-- start of LISTING --

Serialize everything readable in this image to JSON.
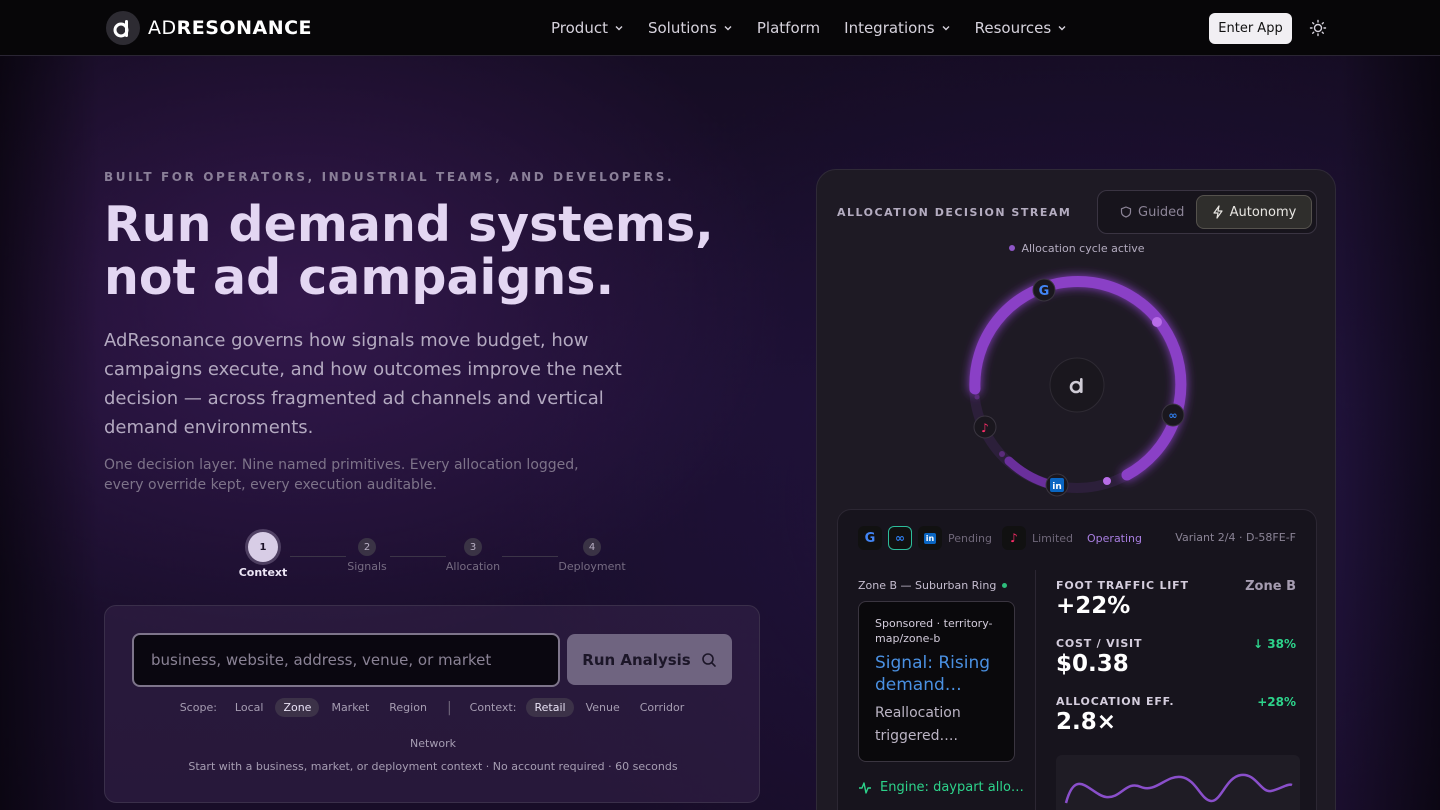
{
  "brand": {
    "prefix": "AD",
    "suffix": "RESONANCE"
  },
  "nav": {
    "links": [
      {
        "label": "Product",
        "dropdown": true
      },
      {
        "label": "Solutions",
        "dropdown": true
      },
      {
        "label": "Platform",
        "dropdown": false
      },
      {
        "label": "Integrations",
        "dropdown": true
      },
      {
        "label": "Resources",
        "dropdown": true
      }
    ],
    "cta": "Enter App",
    "theme_icon": "sun-icon"
  },
  "hero": {
    "eyebrow": "BUILT FOR OPERATORS, INDUSTRIAL TEAMS, AND DEVELOPERS.",
    "headline_1": "Run demand systems,",
    "headline_2": "not ad campaigns.",
    "lede": "AdResonance governs how signals move budget, how campaigns execute, and how outcomes improve the next decision — across fragmented ad channels and vertical demand environments.",
    "sub": "One decision layer. Nine named primitives. Every allocation logged, every override kept, every execution auditable."
  },
  "stepper": {
    "steps": [
      {
        "num": "1",
        "label": "Context"
      },
      {
        "num": "2",
        "label": "Signals"
      },
      {
        "num": "3",
        "label": "Allocation"
      },
      {
        "num": "4",
        "label": "Deployment"
      }
    ],
    "active": 0
  },
  "search": {
    "placeholder": "business, website, address, venue, or market",
    "value": "",
    "button": "Run Analysis",
    "scope_label": "Scope:",
    "scope_options": [
      "Local",
      "Zone",
      "Market",
      "Region"
    ],
    "scope_selected": "Zone",
    "context_label": "Context:",
    "context_options": [
      "Retail",
      "Venue",
      "Corridor",
      "Network"
    ],
    "context_selected": "Retail",
    "separator": "|",
    "note": "Start with a business, market, or deployment context · No account required · 60 seconds"
  },
  "panel": {
    "title": "ALLOCATION DECISION STREAM",
    "modes": [
      "Guided",
      "Autonomy"
    ],
    "mode_active": "Autonomy",
    "cycle_status": "Allocation cycle active",
    "channels": {
      "pending_label": "Pending",
      "limited_label": "Limited",
      "operating_label": "Operating",
      "variant": "Variant 2/4 · D-58FE-F"
    },
    "zone": "Zone B — Suburban Ring",
    "ad": {
      "sponsor": "Sponsored · territory-map/zone-b",
      "title": "Signal: Rising demand…",
      "body": "Reallocation triggered…."
    },
    "engine": "Engine: daypart allo…",
    "metrics": [
      {
        "label": "FOOT TRAFFIC LIFT",
        "value": "+22%",
        "right": "Zone B",
        "right_color": "#a59cb0"
      },
      {
        "label": "COST / VISIT",
        "value": "$0.38",
        "right": "↓ 38%",
        "right_color": "#2dd38b"
      },
      {
        "label": "ALLOCATION EFF.",
        "value": "2.8×",
        "right": "+28%",
        "right_color": "#2dd38b"
      }
    ]
  },
  "colors": {
    "accent_purple": "#8e3fc4",
    "success_green": "#2dd38b",
    "link_blue": "#4a90e2"
  }
}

-- end of LISTING --

◆ PROBLEM DETAILS ◆
Copy the listing over exactly, skipping the pictures it holds.

◆ EXERCISE RESPONSE ◆
Serialize everything readable in this image to JSON.
{
  "brand": {
    "prefix": "AD",
    "suffix": "RESONANCE"
  },
  "nav": {
    "links": [
      {
        "label": "Product",
        "dropdown": true
      },
      {
        "label": "Solutions",
        "dropdown": true
      },
      {
        "label": "Platform",
        "dropdown": false
      },
      {
        "label": "Integrations",
        "dropdown": true
      },
      {
        "label": "Resources",
        "dropdown": true
      }
    ],
    "cta": "Enter App",
    "theme_icon": "sun-icon"
  },
  "hero": {
    "eyebrow": "BUILT FOR OPERATORS, INDUSTRIAL TEAMS, AND DEVELOPERS.",
    "headline_1": "Run demand systems,",
    "headline_2": "not ad campaigns.",
    "lede": "AdResonance governs how signals move budget, how campaigns execute, and how outcomes improve the next decision — across fragmented ad channels and vertical demand environments.",
    "sub": "One decision layer. Nine named primitives. Every allocation logged, every override kept, every execution auditable."
  },
  "stepper": {
    "steps": [
      {
        "num": "1",
        "label": "Context"
      },
      {
        "num": "2",
        "label": "Signals"
      },
      {
        "num": "3",
        "label": "Allocation"
      },
      {
        "num": "4",
        "label": "Deployment"
      }
    ],
    "active": 0
  },
  "search": {
    "placeholder": "business, website, address, venue, or market",
    "value": "",
    "button": "Run Analysis",
    "scope_label": "Scope:",
    "scope_options": [
      "Local",
      "Zone",
      "Market",
      "Region"
    ],
    "scope_selected": "Zone",
    "context_label": "Context:",
    "context_options": [
      "Retail",
      "Venue",
      "Corridor",
      "Network"
    ],
    "context_selected": "Retail",
    "separator": "|",
    "note": "Start with a business, market, or deployment context · No account required · 60 seconds"
  },
  "panel": {
    "title": "ALLOCATION DECISION STREAM",
    "modes": [
      "Guided",
      "Autonomy"
    ],
    "mode_active": "Autonomy",
    "cycle_status": "Allocation cycle active",
    "channels": {
      "pending_label": "Pending",
      "limited_label": "Limited",
      "operating_label": "Operating",
      "variant": "Variant 2/4 · D-58FE-F"
    },
    "zone": "Zone B — Suburban Ring",
    "ad": {
      "sponsor": "Sponsored · territory-map/zone-b",
      "title": "Signal: Rising demand…",
      "body": "Reallocation triggered…."
    },
    "engine": "Engine: daypart allo…",
    "metrics": [
      {
        "label": "FOOT TRAFFIC LIFT",
        "value": "+22%",
        "right": "Zone B",
        "right_color": "#a59cb0"
      },
      {
        "label": "COST / VISIT",
        "value": "$0.38",
        "right": "↓ 38%",
        "right_color": "#2dd38b"
      },
      {
        "label": "ALLOCATION EFF.",
        "value": "2.8×",
        "right": "+28%",
        "right_color": "#2dd38b"
      }
    ]
  },
  "colors": {
    "accent_purple": "#8e3fc4",
    "success_green": "#2dd38b",
    "link_blue": "#4a90e2"
  }
}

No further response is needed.